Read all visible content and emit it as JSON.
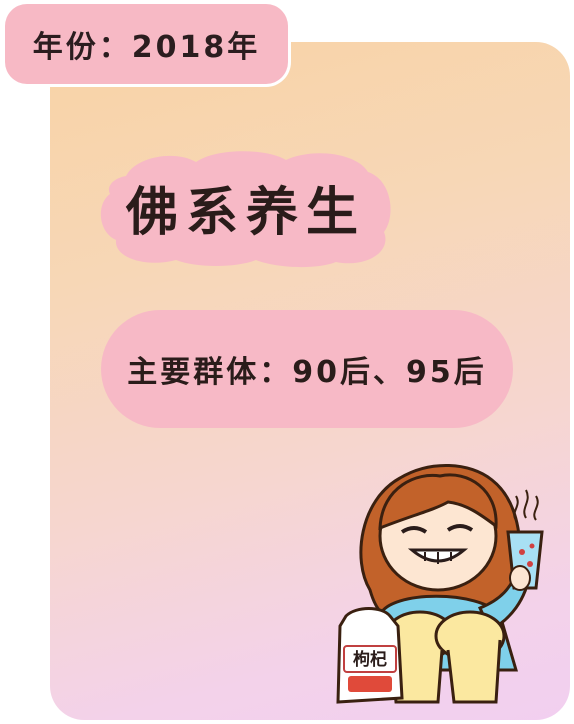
{
  "year_tag": {
    "text": "年份：2018年"
  },
  "title": {
    "text": "佛系养生"
  },
  "group": {
    "text": "主要群体：90后、95后"
  },
  "illustration": {
    "bag_label": "枸杞"
  },
  "colors": {
    "card_top": "#f8d3a6",
    "card_bottom": "#f2cff0",
    "pink": "#f7b9c5",
    "text": "#2a1c1a"
  }
}
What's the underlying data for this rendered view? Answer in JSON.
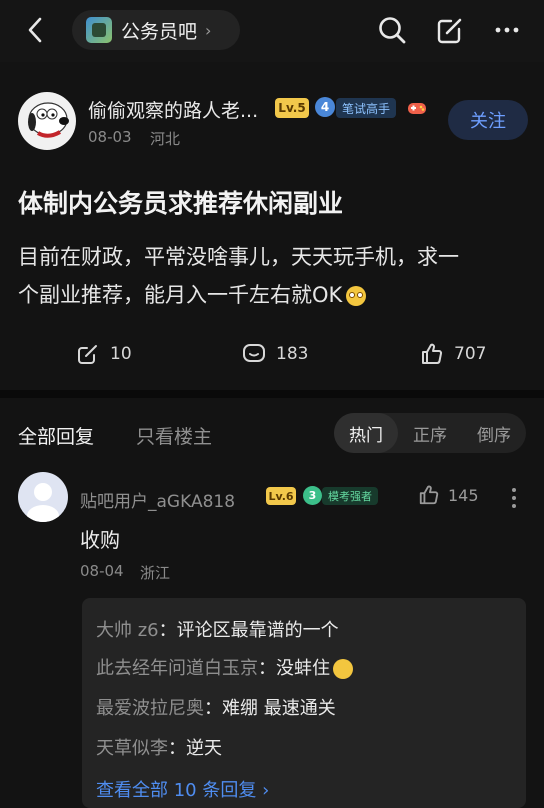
{
  "nav": {
    "forum_name": "公务员吧",
    "forum_chevron": "›"
  },
  "post": {
    "author": "偷偷观察的路人老...",
    "level": "Lv.5",
    "badge_number": "4",
    "title_tag": "笔试高手",
    "date": "08-03",
    "location": "河北",
    "follow_label": "关注",
    "title": "体制内公务员求推荐休闲副业",
    "body_line1": "目前在财政，平常没啥事儿，天天玩手机，求一",
    "body_line2": "个副业推荐，能月入一千左右就OK",
    "share_count": "10",
    "comment_count": "183",
    "like_count": "707"
  },
  "tabs": {
    "all_replies": "全部回复",
    "author_only": "只看楼主",
    "sort_hot": "热门",
    "sort_asc": "正序",
    "sort_desc": "倒序"
  },
  "reply": {
    "username": "贴吧用户_aGKA818",
    "level": "Lv.6",
    "badge_number": "3",
    "title_tag": "模考强者",
    "like_count": "145",
    "text": "收购",
    "date": "08-04",
    "location": "浙江",
    "sub_replies": [
      {
        "user": "大帅 z6",
        "text": "评论区最靠谱的一个"
      },
      {
        "user": "此去经年问道白玉京",
        "text": "没蚌住"
      },
      {
        "user": "最爱波拉尼奥",
        "text": "难绷 最速通关"
      },
      {
        "user": "天草似李",
        "text": "逆天"
      }
    ],
    "view_all": "查看全部 10 条回复 ›"
  },
  "colors": {
    "background": "#131313",
    "accent_blue": "#4f8df0",
    "level_gold": "#f2c84b"
  }
}
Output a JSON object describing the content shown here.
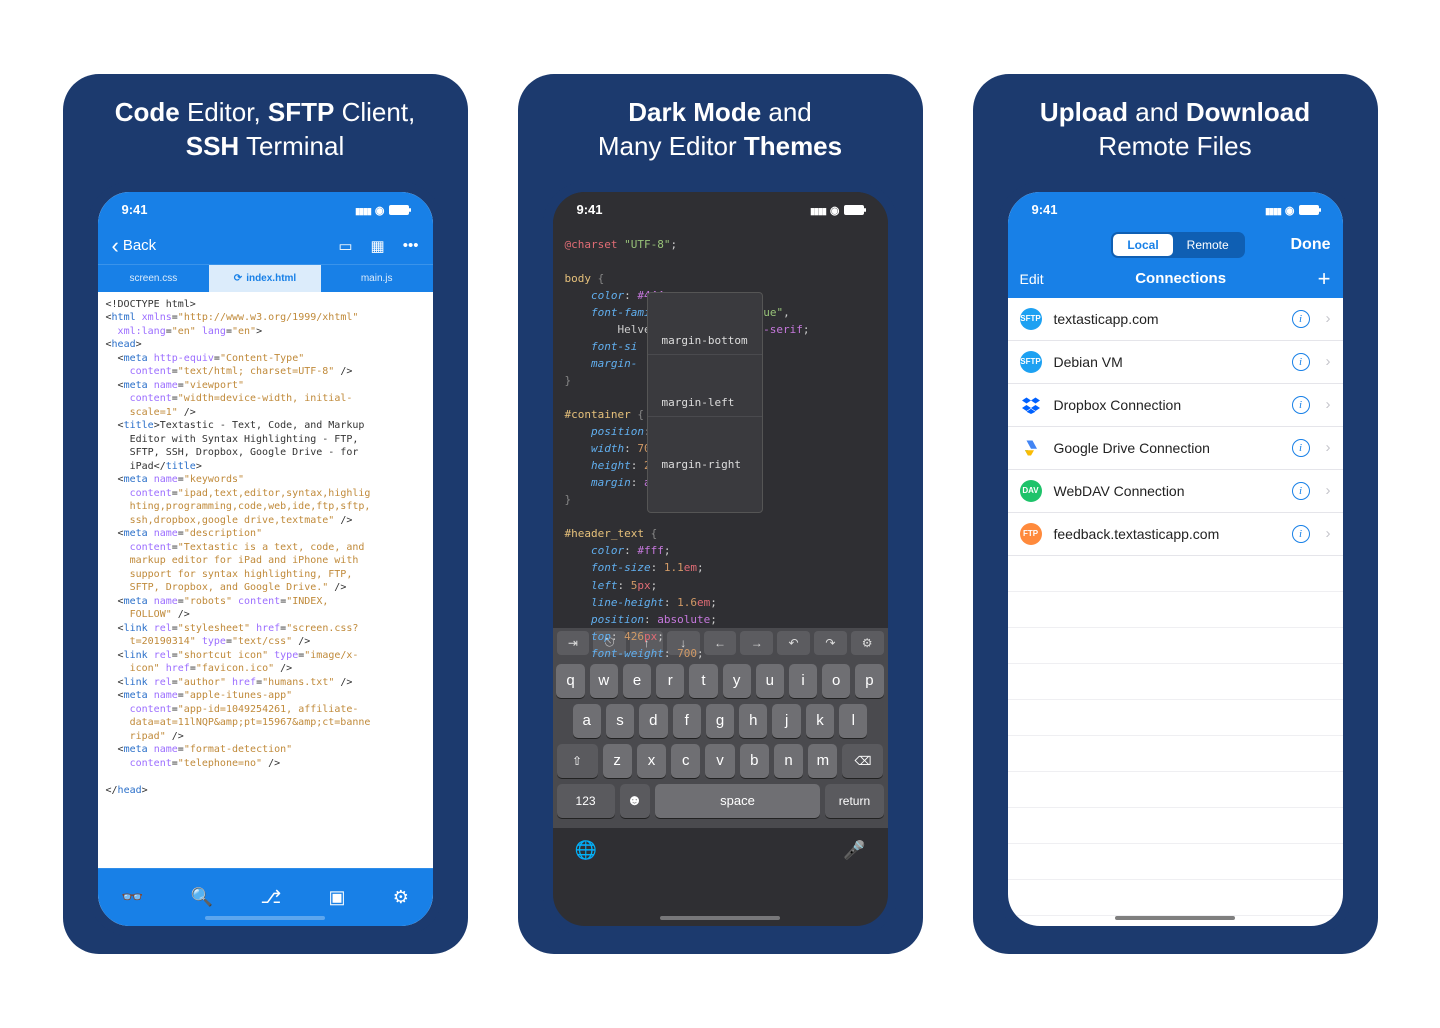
{
  "cards": {
    "s1_title_html": "<b>Code</b> Editor, <b>SFTP</b> Client,<br><b>SSH</b> Terminal",
    "s2_title_html": "<b>Dark Mode</b> and<br>Many Editor <b>Themes</b>",
    "s3_title_html": "<b>Upload</b> and <b>Download</b><br>Remote Files"
  },
  "status_time": "9:41",
  "s1": {
    "back": "Back",
    "tabs": [
      "screen.css",
      "index.html",
      "main.js"
    ],
    "active_tab": 1,
    "code_html": "&lt;!DOCTYPE html&gt;\n&lt;<b>html</b> <span class='a'>xmlns</span>=<span class='s'>\"http://www.w3.org/1999/xhtml\"</span>\n  <span class='a'>xml:lang</span>=<span class='s'>\"en\"</span> <span class='a'>lang</span>=<span class='s'>\"en\"</span>&gt;\n&lt;<b>head</b>&gt;\n  &lt;<b>meta</b> <span class='a'>http-equiv</span>=<span class='s'>\"Content-Type\"</span>\n    <span class='a'>content</span>=<span class='s'>\"text/html; charset=UTF-8\"</span> /&gt;\n  &lt;<b>meta</b> <span class='a'>name</span>=<span class='s'>\"viewport\"</span>\n    <span class='a'>content</span>=<span class='s'>\"width=device-width, initial-\n    scale=1\"</span> /&gt;\n  &lt;<b>title</b>&gt;Textastic - Text, Code, and Markup\n    Editor with Syntax Highlighting - FTP,\n    SFTP, SSH, Dropbox, Google Drive - for\n    iPad&lt;/<b>title</b>&gt;\n  &lt;<b>meta</b> <span class='a'>name</span>=<span class='s'>\"keywords\"</span>\n    <span class='a'>content</span>=<span class='s'>\"ipad,text,editor,syntax,highlig\n    hting,programming,code,web,ide,ftp,sftp,\n    ssh,dropbox,google drive,textmate\"</span> /&gt;\n  &lt;<b>meta</b> <span class='a'>name</span>=<span class='s'>\"description\"</span>\n    <span class='a'>content</span>=<span class='s'>\"Textastic is a text, code, and\n    markup editor for iPad and iPhone with\n    support for syntax highlighting, FTP,\n    SFTP, Dropbox, and Google Drive.\"</span> /&gt;\n  &lt;<b>meta</b> <span class='a'>name</span>=<span class='s'>\"robots\"</span> <span class='a'>content</span>=<span class='s'>\"INDEX,\n    FOLLOW\"</span> /&gt;\n  &lt;<b>link</b> <span class='a'>rel</span>=<span class='s'>\"stylesheet\"</span> <span class='a'>href</span>=<span class='s'>\"screen.css?\n    t=20190314\"</span> <span class='a'>type</span>=<span class='s'>\"text/css\"</span> /&gt;\n  &lt;<b>link</b> <span class='a'>rel</span>=<span class='s'>\"shortcut icon\"</span> <span class='a'>type</span>=<span class='s'>\"image/x-\n    icon\"</span> <span class='a'>href</span>=<span class='s'>\"favicon.ico\"</span> /&gt;\n  &lt;<b>link</b> <span class='a'>rel</span>=<span class='s'>\"author\"</span> <span class='a'>href</span>=<span class='s'>\"humans.txt\"</span> /&gt;\n  &lt;<b>meta</b> <span class='a'>name</span>=<span class='s'>\"apple-itunes-app\"</span>\n    <span class='a'>content</span>=<span class='s'>\"app-id=1049254261, affiliate-\n    data=at=11lNQP&amp;amp;pt=15967&amp;amp;ct=banne\n    ripad\"</span> /&gt;\n  &lt;<b>meta</b> <span class='a'>name</span>=<span class='s'>\"format-detection\"</span>\n    <span class='a'>content</span>=<span class='s'>\"telephone=no\"</span> /&gt;\n\n&lt;/<b>head</b>&gt;"
  },
  "s2": {
    "code_html": "<span class='tk-pp'>@charset</span> <span class='tk-str'>\"UTF-8\"</span>;\n\n<span class='tk-sel'>body</span> <span class='tk-br'>{</span>\n    <span class='tk-prop'>color</span>: <span class='tk-val'>#444</span>;\n    <span class='tk-prop'>font-family</span>: <span class='tk-str'>\"Helvetica Neue\"</span>,\n        Helvetica, Arial, <span class='tk-kw'>sans-serif</span>;\n    <span class='tk-prop'>font-si</span>\n    <span class='tk-prop'>margin-</span>\n<span class='tk-br'>}</span>\n\n<span class='tk-sel'>#container</span> <span class='tk-br'>{</span>\n    <span class='tk-prop'>position</span>: <span class='tk-kw'>relative</span>;\n    <span class='tk-prop'>width</span>: <span class='tk-num'>702</span><span class='tk-unit'>px</span>;\n    <span class='tk-prop'>height</span>: <span class='tk-num'>2100</span><span class='tk-unit'>px</span>;\n    <span class='tk-prop'>margin</span>: <span class='tk-kw'>auto</span>;\n<span class='tk-br'>}</span>\n\n<span class='tk-sel'>#header_text</span> <span class='tk-br'>{</span>\n    <span class='tk-prop'>color</span>: <span class='tk-val'>#fff</span>;\n    <span class='tk-prop'>font-size</span>: <span class='tk-num'>1.1</span><span class='tk-unit'>em</span>;\n    <span class='tk-prop'>left</span>: <span class='tk-num'>5</span><span class='tk-unit'>px</span>;\n    <span class='tk-prop'>line-height</span>: <span class='tk-num'>1.6</span><span class='tk-unit'>em</span>;\n    <span class='tk-prop'>position</span>: <span class='tk-kw'>absolute</span>;\n    <span class='tk-prop'>top</span>: <span class='tk-num'>426</span><span class='tk-unit'>px</span>;\n    <span class='tk-prop'>font-weight</span>: <span class='tk-num'>700</span>;",
    "autocomplete": [
      "margin-bottom",
      "margin-left",
      "margin-right"
    ],
    "accessory": [
      "⇥",
      "⎋",
      "↑",
      "↓",
      "←",
      "→",
      "↶",
      "↷",
      "⚙"
    ],
    "kb_row1": [
      "q",
      "w",
      "e",
      "r",
      "t",
      "y",
      "u",
      "i",
      "o",
      "p"
    ],
    "kb_row2": [
      "a",
      "s",
      "d",
      "f",
      "g",
      "h",
      "j",
      "k",
      "l"
    ],
    "kb_row3_shift": "⇧",
    "kb_row3": [
      "z",
      "x",
      "c",
      "v",
      "b",
      "n",
      "m"
    ],
    "kb_row3_del": "⌫",
    "kb_123": "123",
    "kb_emoji": "☻",
    "kb_space": "space",
    "kb_return": "return"
  },
  "s3": {
    "seg": [
      "Local",
      "Remote"
    ],
    "seg_active": 0,
    "done": "Done",
    "edit": "Edit",
    "title": "Connections",
    "connections": [
      {
        "badge": "b-sftp",
        "badge_text": "SFTP",
        "name": "textasticapp.com"
      },
      {
        "badge": "b-sftp",
        "badge_text": "SFTP",
        "name": "Debian VM"
      },
      {
        "badge": "b-dbx",
        "badge_text": "",
        "name": "Dropbox Connection"
      },
      {
        "badge": "b-gd",
        "badge_text": "",
        "name": "Google Drive Connection"
      },
      {
        "badge": "b-dav",
        "badge_text": "DAV",
        "name": "WebDAV Connection"
      },
      {
        "badge": "b-fdbk",
        "badge_text": "FTP",
        "name": "feedback.textasticapp.com"
      }
    ]
  }
}
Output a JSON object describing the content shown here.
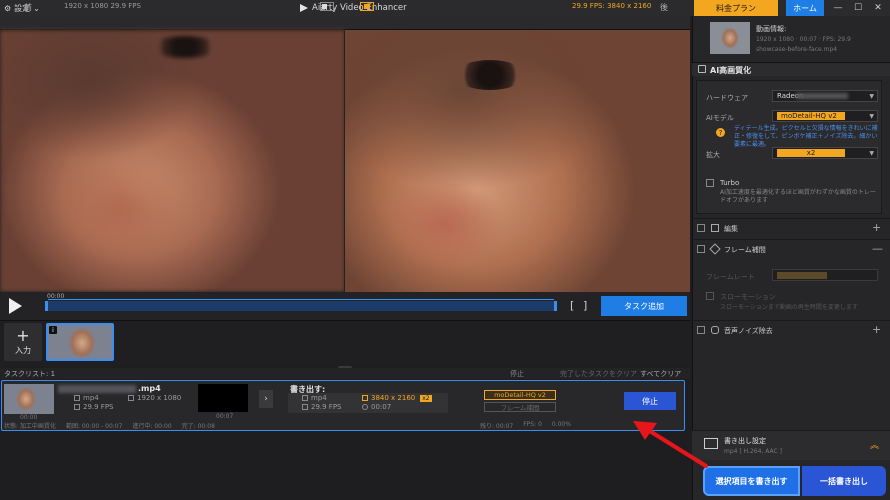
{
  "titlebar": {
    "settings_label": "設定",
    "app_title": "Aiarty Video Enhancer",
    "plan_label": "料金プラン",
    "home_label": "ホーム",
    "minimize": "—",
    "maximize": "☐",
    "close": "✕"
  },
  "infobar": {
    "before_label": "前",
    "left_res": "1920 x 1080  29.9 FPS",
    "right_res": "29.9 FPS: 3840 x 2160",
    "after_label": "後"
  },
  "playback": {
    "time_start": "00:00",
    "bracket_left": "[",
    "bracket_right": "]",
    "add_task_label": "タスク追加"
  },
  "strip": {
    "input_label": "入力"
  },
  "tasklist": {
    "label": "タスクリスト: 1",
    "stop": "停止",
    "clear_done": "完了したタスクをクリア",
    "clear_all": "すべてクリア"
  },
  "task": {
    "filename_suffix": ".mp4",
    "time0": "00:00",
    "src_fmt": "mp4",
    "src_res": "1920 x 1080",
    "src_fps": "29.9 FPS",
    "time1": "00:07",
    "chevron": "›",
    "export_label": "書き出す:",
    "out_fmt": "mp4",
    "out_res": "3840 x 2160",
    "out_scale": "x2",
    "out_fps": "29.9 FPS",
    "out_dur": "00:07",
    "model_tag": "moDetail-HQ  v2",
    "frame_tag": "フレーム補間",
    "stop_label": "停止",
    "status_state": "状態: 加工中画質化",
    "status_range": "範囲: 00:00 - 00:07",
    "status_elapsed": "進行中: 00:00",
    "status_done": "完了: 00:08",
    "status_remaining": "残り: 00:07",
    "status_fps": "FPS: 0",
    "status_pct": "0.00%"
  },
  "rpanel": {
    "info_title": "動画情報:",
    "info_meta": "1920 x 1080 · 00:07 · FPS: 29.9",
    "info_file": "showcase-before-face.mp4",
    "ai_title": "AI高画質化",
    "hw_label": "ハードウェア",
    "hw_value": "Radeon",
    "model_label": "AIモデル",
    "model_value": "moDetail-HQ  v2",
    "model_desc": "ディテール生成。ピクセルと欠損な情報をきれいに補正・修復をして、ピンボケ補正＋ノイズ除去。細かい要素に最適。",
    "scale_label": "拡大",
    "scale_value": "x2",
    "turbo_label": "Turbo",
    "turbo_desc": "AI加工速度を最適化するほど画質がわずかな画質のトレードオフがあります",
    "edit_label": "編集",
    "frame_label": "フレーム補間",
    "framerate_label": "フレームレート",
    "slowmo_label": "スローモーション",
    "slowmo_desc": "スローモーションまで動画の再生時間を変更します",
    "noise_label": "音声ノイズ除去",
    "export_title": "書き出し設定",
    "export_sub": "mp4 [ H.264, AAC ]",
    "export_selected": "選択項目を書き出す",
    "export_all": "一括書き出し"
  },
  "colors": {
    "accent_orange": "#f3a61f",
    "accent_blue": "#1f7de6",
    "callout_red": "#e8161b"
  }
}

※

- Exercise instructions -
Within the listing above, find every line containing the string "フレーム補間" and return it.

- Answer to the exercise -
    "frame_tag": "フレーム補間",
    "frame_label": "フレーム補間",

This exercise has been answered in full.